>> START

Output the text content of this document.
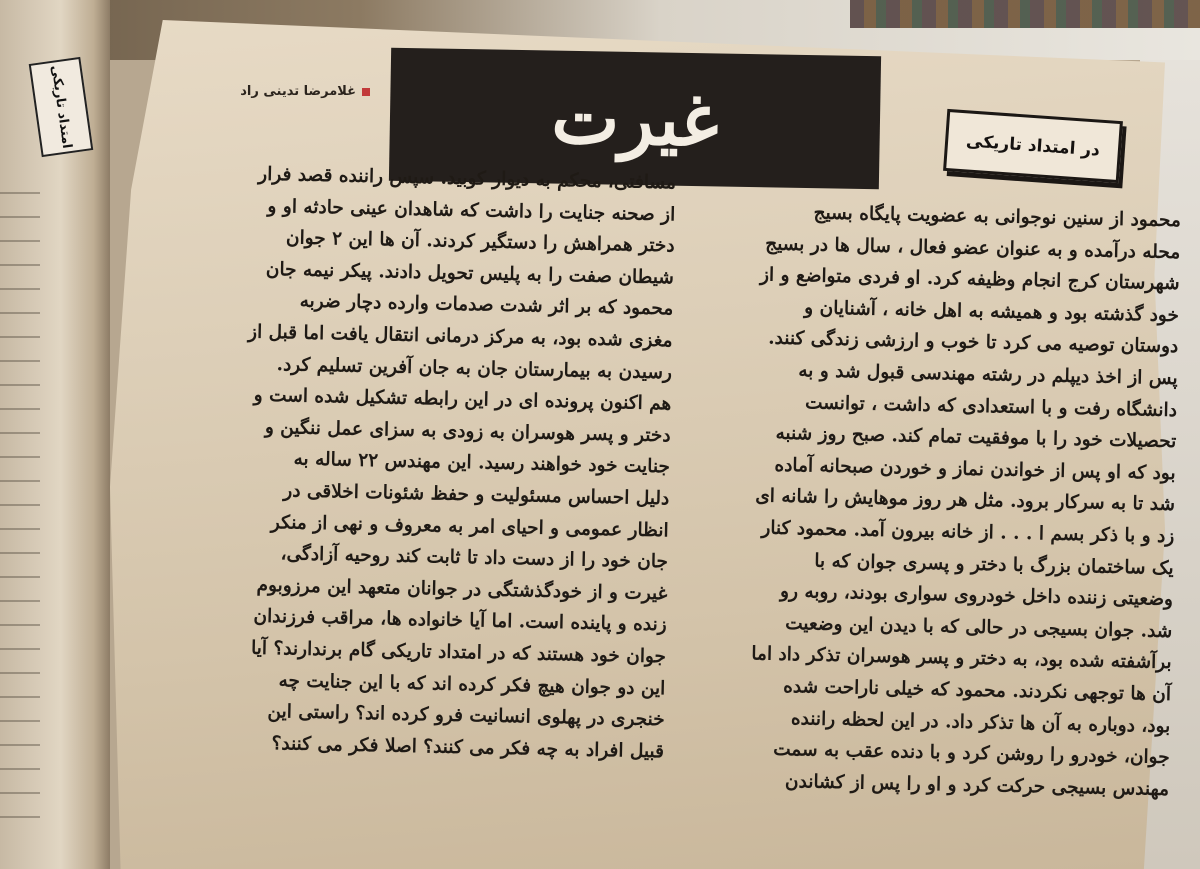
امتداد تاریکی	غیرت
غلامرضا تدینی راد
در امتداد تاریکی

محمود از سنین نوجوانی به عضویت پایگاه بسیج

محله درآمده و به عنوان عضو فعال ، سال ها در بسیج

شهرستان کرج انجام وظیفه کرد. او فردی متواضع و از

خود گذشته بود و همیشه به اهل خانه ، آشنایان و

دوستان توصیه می کرد تا خوب و ارزشی زندگی کنند.

پس از اخذ دیپلم در رشته مهندسی قبول شد و به

دانشگاه رفت و با استعدادی که داشت ، توانست

تحصیلات خود را با موفقیت تمام کند. صبح روز شنبه

بود که او پس از خواندن نماز و خوردن صبحانه آماده

شد تا به سرکار برود. مثل هر روز موهایش را شانه ای

زد و با ذکر بسم ا . . . از خانه بیرون آمد. محمود کنار

یک ساختمان بزرگ با دختر و پسری جوان که با

وضعیتی زننده داخل خودروی سواری بودند، روبه رو

شد. جوان بسیجی در حالی که با دیدن این وضعیت

برآشفته شده بود، به دختر و پسر هوسران تذکر داد اما

آن ها توجهی نکردند. محمود که خیلی ناراحت شده

بود، دوباره به آن ها تذکر داد. در این لحظه راننده

جوان، خودرو را روشن کرد و با دنده عقب به سمت

مهندس بسیجی حرکت کرد و او را پس از کشاندن

مسافتی، محکم به دیوار کوبید. سپس راننده قصد فرار

از صحنه جنایت را داشت که شاهدان عینی حادثه او و

دختر همراهش را دستگیر کردند. آن ها این ۲ جوان

شیطان صفت را به پلیس تحویل دادند. پیکر نیمه جان

محمود که بر اثر شدت صدمات وارده دچار ضربه

مغزی شده بود، به مرکز درمانی انتقال یافت اما قبل از

رسیدن به بیمارستان جان به جان آفرین تسلیم کرد.

هم اکنون پرونده ای در این رابطه تشکیل شده است و

دختر و پسر هوسران به زودی به سزای عمل ننگین و

جنایت خود خواهند رسید. این مهندس ۲۲ ساله به

دلیل احساس مسئولیت و حفظ شئونات اخلاقی در

انظار عمومی و احیای امر به معروف و نهی از منکر

جان خود را از دست داد تا ثابت کند روحیه آزادگی،

غیرت و از خودگذشتگی در جوانان متعهد این مرزوبوم

زنده و پاینده است. اما آیا خانواده ها، مراقب فرزندان

جوان خود هستند که در امتداد تاریکی گام برندارند؟ آیا

این دو جوان هیچ فکر کرده اند که با این جنایت چه

خنجری در پهلوی انسانیت فرو کرده اند؟ راستی این

قبیل افراد به چه فکر می کنند؟ اصلا فکر می کنند؟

>> END

**TASK DIRECTIONS**. Search the records for the word "تذکر" and copy every line where it occurs.

**RESPONSE TO THIS TASK**.
برآشفته شده بود، به دختر و پسر هوسران تذکر داد اما
بود، دوباره به آن ها تذکر داد. در این لحظه راننده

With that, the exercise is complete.